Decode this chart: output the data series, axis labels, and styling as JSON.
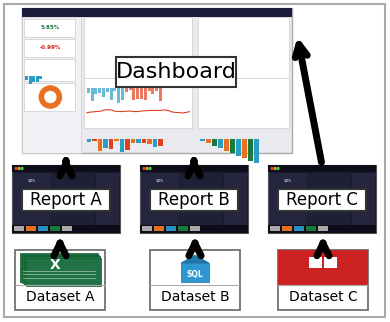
{
  "title": "Dashboard",
  "reports": [
    "Report A",
    "Report B",
    "Report C"
  ],
  "datasets": [
    "Dataset A",
    "Dataset B",
    "Dataset C"
  ],
  "dashboard_label_fontsize": 16,
  "report_label_fontsize": 12,
  "dataset_label_fontsize": 10,
  "arrow_lw": 5,
  "arrow_mutation_scale": 22
}
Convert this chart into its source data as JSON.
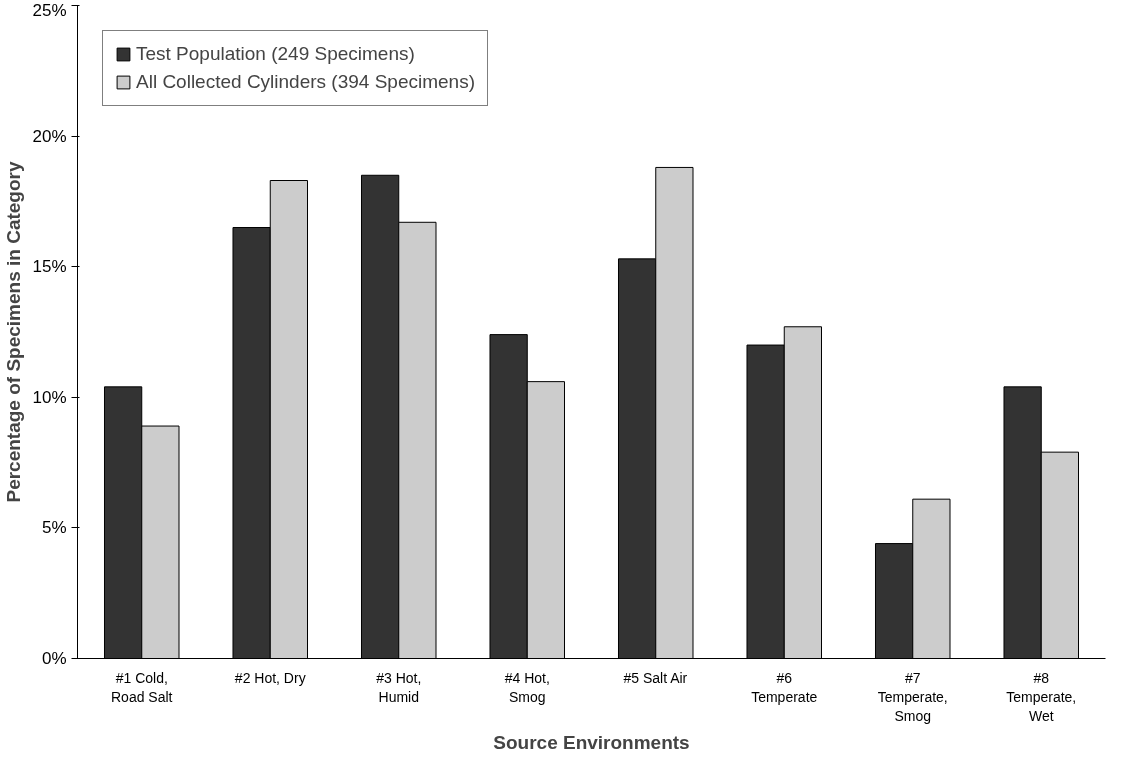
{
  "chart_data": {
    "type": "bar",
    "xlabel": "Source Environments",
    "ylabel": "Percentage of Specimens in Category",
    "categories": [
      "#1 Cold,\nRoad Salt",
      "#2 Hot, Dry",
      "#3 Hot,\nHumid",
      "#4 Hot,\nSmog",
      "#5 Salt Air",
      "#6\nTemperate",
      "#7\nTemperate,\nSmog",
      "#8\nTemperate,\nWet"
    ],
    "series": [
      {
        "name": "Test Population (249 Specimens)",
        "color": "#333333",
        "values": [
          10.4,
          16.5,
          18.5,
          12.4,
          15.3,
          12.0,
          4.4,
          10.4
        ]
      },
      {
        "name": "All Collected Cylinders (394 Specimens)",
        "color": "#cccccc",
        "values": [
          8.9,
          18.3,
          16.7,
          10.6,
          18.8,
          12.7,
          6.1,
          7.9
        ]
      }
    ],
    "ylim": [
      0,
      25
    ],
    "yticks": [
      {
        "value": 0,
        "label": "0%"
      },
      {
        "value": 5,
        "label": "5%"
      },
      {
        "value": 10,
        "label": "10%"
      },
      {
        "value": 15,
        "label": "15%"
      },
      {
        "value": 20,
        "label": "20%"
      },
      {
        "value": 25,
        "label": "25%"
      }
    ],
    "grid": false,
    "legend": "top left"
  }
}
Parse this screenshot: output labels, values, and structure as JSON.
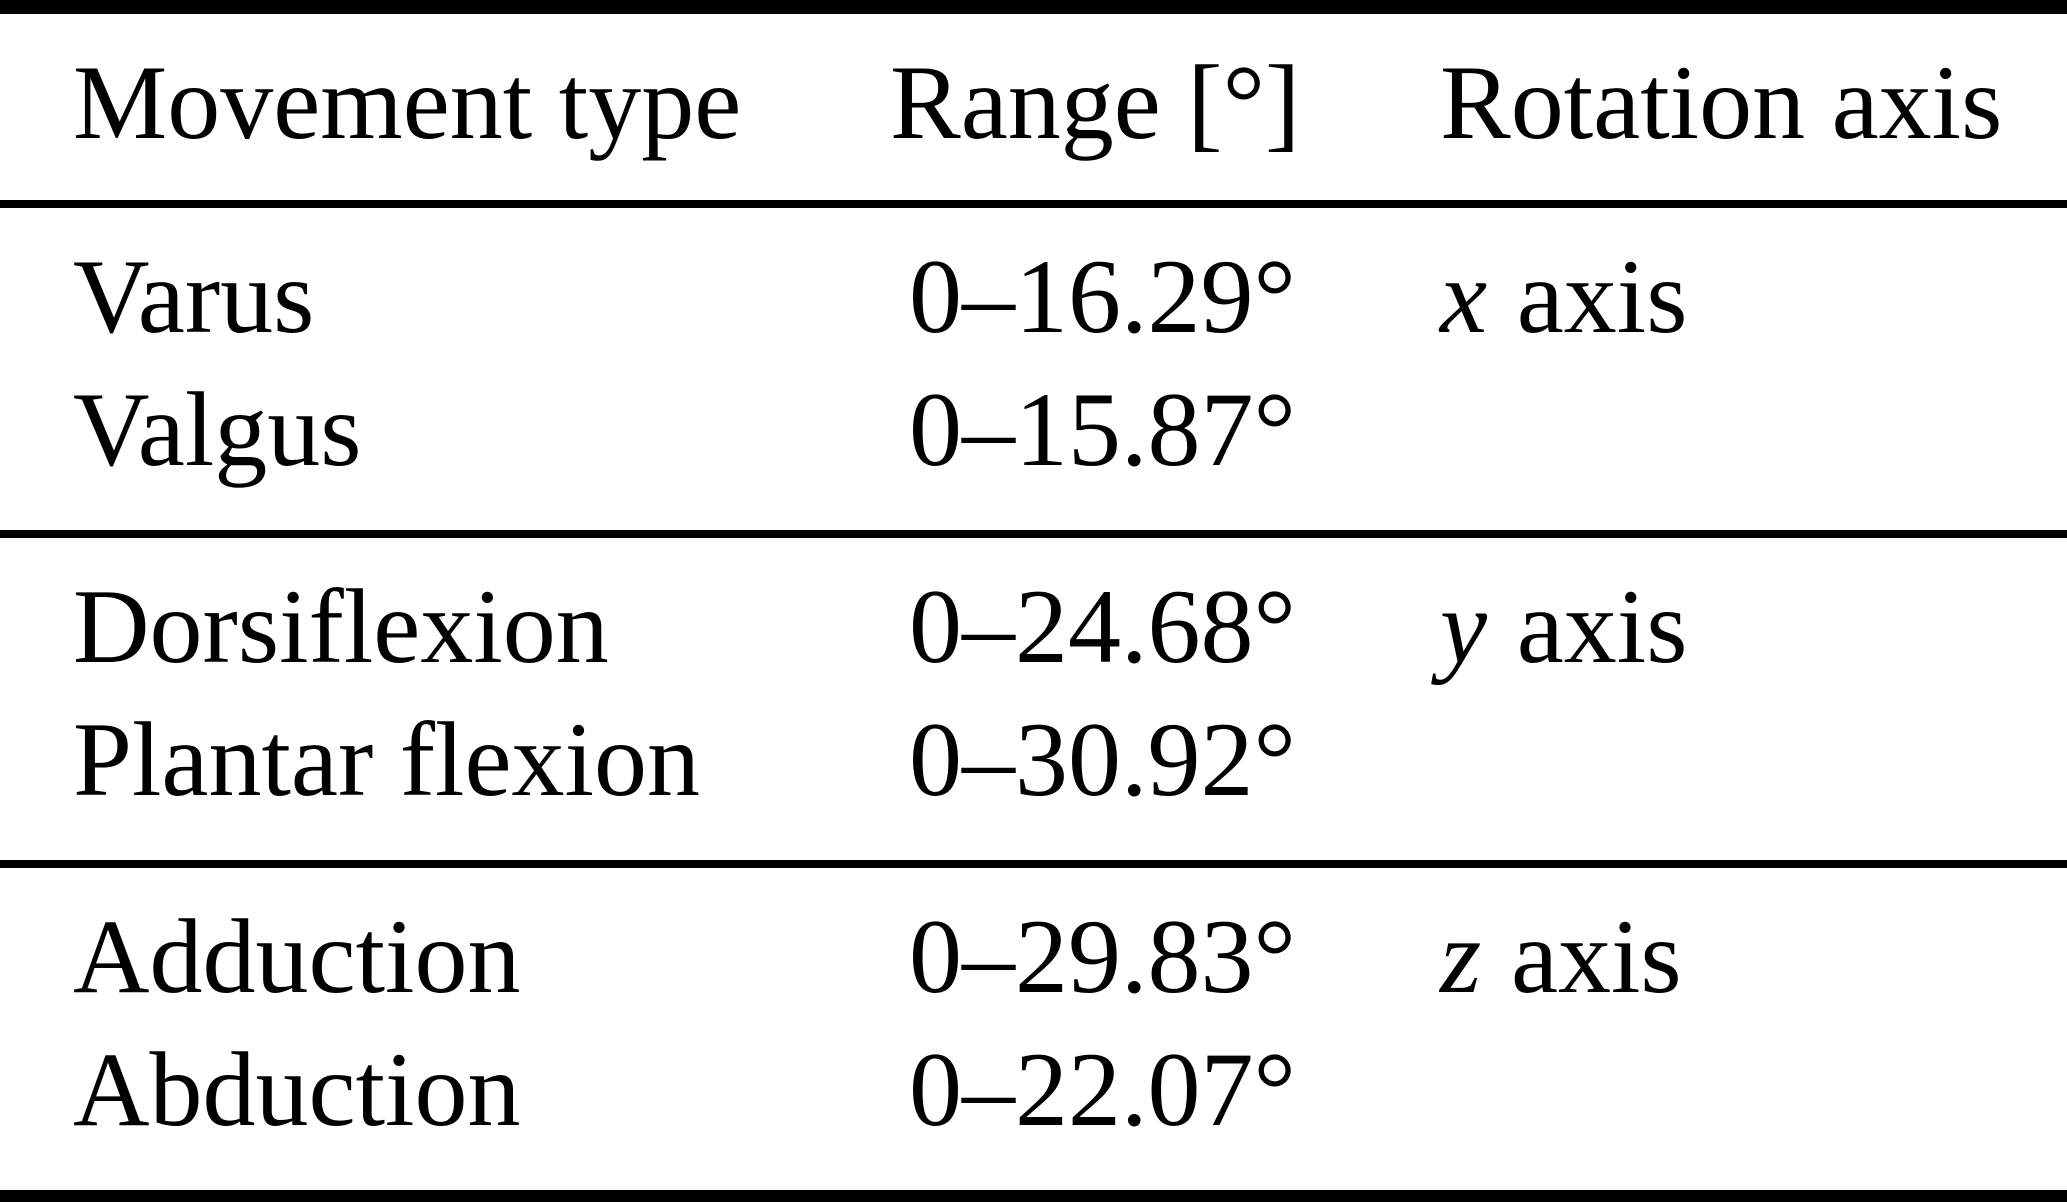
{
  "table": {
    "colors": {
      "text": "#000000",
      "background": "#ffffff",
      "rule": "#000000"
    },
    "columns": [
      "Movement type",
      "Range [°]",
      "Rotation axis"
    ],
    "sections": [
      {
        "axis": {
          "letter": "x",
          "word": "axis"
        },
        "rows": [
          {
            "movement": "Varus",
            "range": "0–16.29°"
          },
          {
            "movement": "Valgus",
            "range": "0–15.87°"
          }
        ]
      },
      {
        "axis": {
          "letter": "y",
          "word": "axis"
        },
        "rows": [
          {
            "movement": "Dorsiflexion",
            "range": "0–24.68°"
          },
          {
            "movement": "Plantar flexion",
            "range": "0–30.92°"
          }
        ]
      },
      {
        "axis": {
          "letter": "z",
          "word": "axis"
        },
        "rows": [
          {
            "movement": "Adduction",
            "range": "0–29.83°"
          },
          {
            "movement": "Abduction",
            "range": "0–22.07°"
          }
        ]
      }
    ]
  }
}
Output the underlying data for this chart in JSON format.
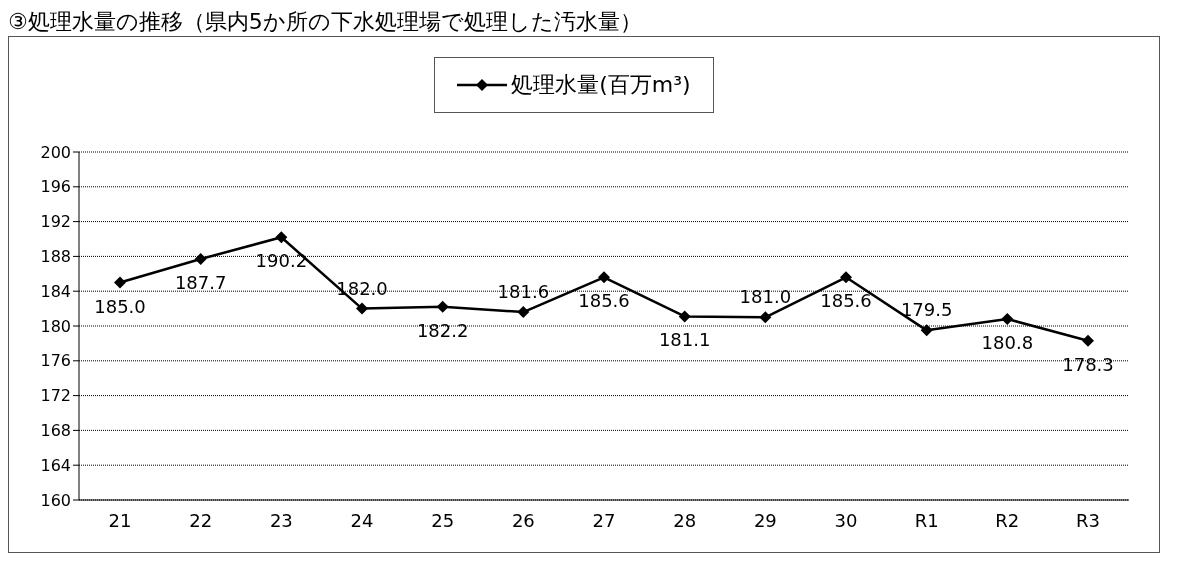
{
  "chart_data": {
    "type": "line",
    "title": "③処理水量の推移（県内5か所の下水処理場で処理した汚水量）",
    "categories": [
      "21",
      "22",
      "23",
      "24",
      "25",
      "26",
      "27",
      "28",
      "29",
      "30",
      "R1",
      "R2",
      "R3"
    ],
    "series": [
      {
        "name": "処理水量(百万m³)",
        "color": "#000000",
        "values": [
          185.0,
          187.7,
          190.2,
          182.0,
          182.2,
          181.6,
          185.6,
          181.1,
          181.0,
          185.6,
          179.5,
          180.8,
          178.3
        ],
        "value_labels": [
          "185.0",
          "187.7",
          "190.2",
          "182.0",
          "182.2",
          "181.6",
          "185.6",
          "181.1",
          "181.0",
          "185.6",
          "179.5",
          "180.8",
          "178.3"
        ]
      }
    ],
    "ylim": [
      160,
      200
    ],
    "yticks": [
      160,
      164,
      168,
      172,
      176,
      180,
      184,
      188,
      192,
      196,
      200
    ],
    "grid": "y",
    "legend": "top",
    "marker": "diamond",
    "line_style": "solid"
  }
}
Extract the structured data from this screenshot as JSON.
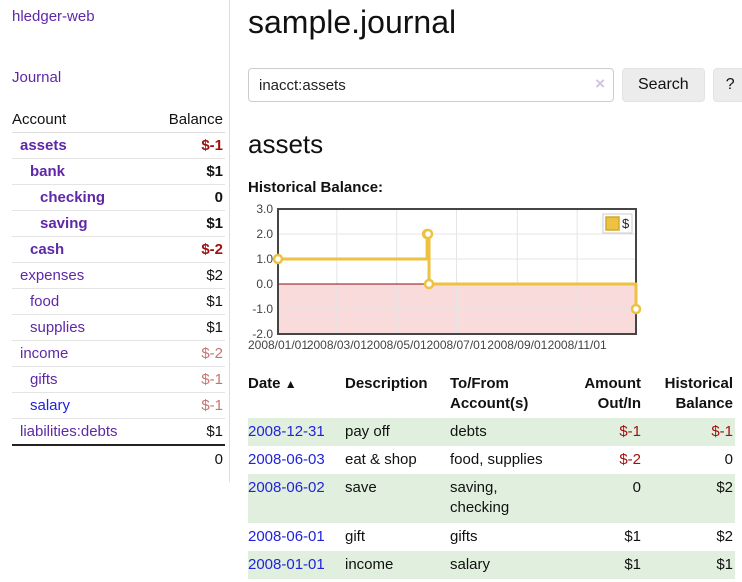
{
  "app": {
    "title": "hledger-web",
    "nav_journal": "Journal"
  },
  "sidebar": {
    "accounts_header": {
      "account": "Account",
      "balance": "Balance"
    },
    "accounts": [
      {
        "name": "assets",
        "balance": "$-1",
        "depth": 1,
        "bold": true,
        "neg": "strong"
      },
      {
        "name": "bank",
        "balance": "$1",
        "depth": 2,
        "bold": true,
        "neg": "none"
      },
      {
        "name": "checking",
        "balance": "0",
        "depth": 3,
        "bold": true,
        "neg": "none"
      },
      {
        "name": "saving",
        "balance": "$1",
        "depth": 3,
        "bold": true,
        "neg": "none"
      },
      {
        "name": "cash",
        "balance": "$-2",
        "depth": 2,
        "bold": true,
        "neg": "strong"
      },
      {
        "name": "expenses",
        "balance": "$2",
        "depth": 1,
        "bold": false,
        "neg": "none"
      },
      {
        "name": "food",
        "balance": "$1",
        "depth": 2,
        "bold": false,
        "neg": "none"
      },
      {
        "name": "supplies",
        "balance": "$1",
        "depth": 2,
        "bold": false,
        "neg": "none"
      },
      {
        "name": "income",
        "balance": "$-2",
        "depth": 1,
        "bold": false,
        "neg": "soft"
      },
      {
        "name": "gifts",
        "balance": "$-1",
        "depth": 2,
        "bold": false,
        "neg": "soft"
      },
      {
        "name": "salary",
        "balance": "$-1",
        "depth": 2,
        "bold": false,
        "neg": "soft",
        "link": "blue"
      },
      {
        "name": "liabilities:debts",
        "balance": "$1",
        "depth": 1,
        "bold": false,
        "neg": "none"
      }
    ],
    "total": "0"
  },
  "header": {
    "title": "sample.journal"
  },
  "search": {
    "value": "inacct:assets",
    "clear_icon": "×",
    "button": "Search",
    "help_button": "?"
  },
  "account_page": {
    "title": "assets",
    "chart_label": "Historical Balance:"
  },
  "chart_data": {
    "type": "line",
    "step": true,
    "title": "Historical Balance:",
    "series": [
      {
        "name": "$",
        "color": "#edc240",
        "points": [
          [
            "2008-01-01",
            1
          ],
          [
            "2008-06-01",
            2
          ],
          [
            "2008-06-02",
            2
          ],
          [
            "2008-06-03",
            0
          ],
          [
            "2008-12-31",
            -1
          ]
        ]
      }
    ],
    "xlim": [
      "2008-01-01",
      "2008-12-31"
    ],
    "ylim": [
      -2,
      3
    ],
    "ytick_labels": [
      "3.0",
      "2.0",
      "1.0",
      "0.0",
      "-1.0",
      "-2.0"
    ],
    "yticks": [
      3,
      2,
      1,
      0,
      -1,
      -2
    ],
    "xticks": [
      "2008-01-01",
      "2008-03-01",
      "2008-05-01",
      "2008-07-01",
      "2008-09-01",
      "2008-11-01"
    ],
    "xtick_labels": [
      "2008/01/01",
      "2008/03/01",
      "2008/05/01",
      "2008/07/01",
      "2008/09/01",
      "2008/11/01"
    ],
    "grid": true,
    "legend_position": "top-right",
    "legend_label": "$",
    "colors": {
      "line": "#edc240",
      "marker_fill": "#ffffff",
      "negative_region": "#f9dbdb",
      "zero_line": "#8b1010",
      "grid": "#e5e5e5",
      "frame": "#454545",
      "tick_text": "#444444"
    }
  },
  "register": {
    "sort_indicator": "▲",
    "columns": [
      {
        "label": "Date",
        "align": "left"
      },
      {
        "label": "Description",
        "align": "left"
      },
      {
        "label": "To/From Account(s)",
        "align": "left"
      },
      {
        "label": "Amount Out/In",
        "align": "right"
      },
      {
        "label": "Historical Balance",
        "align": "right"
      }
    ],
    "rows": [
      {
        "date": "2008-12-31",
        "description": "pay off",
        "accounts": "debts",
        "amount": "$-1",
        "balance": "$-1",
        "amount_neg": true,
        "balance_neg": true
      },
      {
        "date": "2008-06-03",
        "description": "eat & shop",
        "accounts": "food, supplies",
        "amount": "$-2",
        "balance": "0",
        "amount_neg": true,
        "balance_neg": false
      },
      {
        "date": "2008-06-02",
        "description": "save",
        "accounts": "saving, checking",
        "amount": "0",
        "balance": "$2",
        "amount_neg": false,
        "balance_neg": false
      },
      {
        "date": "2008-06-01",
        "description": "gift",
        "accounts": "gifts",
        "amount": "$1",
        "balance": "$2",
        "amount_neg": false,
        "balance_neg": false
      },
      {
        "date": "2008-01-01",
        "description": "income",
        "accounts": "salary",
        "amount": "$1",
        "balance": "$1",
        "amount_neg": false,
        "balance_neg": false
      }
    ]
  }
}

▸ **GIVEN INSTRUCTION**
List every line above containing the word "saving".

▸ **TASK RESPONSE**
        "name": "saving",
        "accounts": "saving, checking",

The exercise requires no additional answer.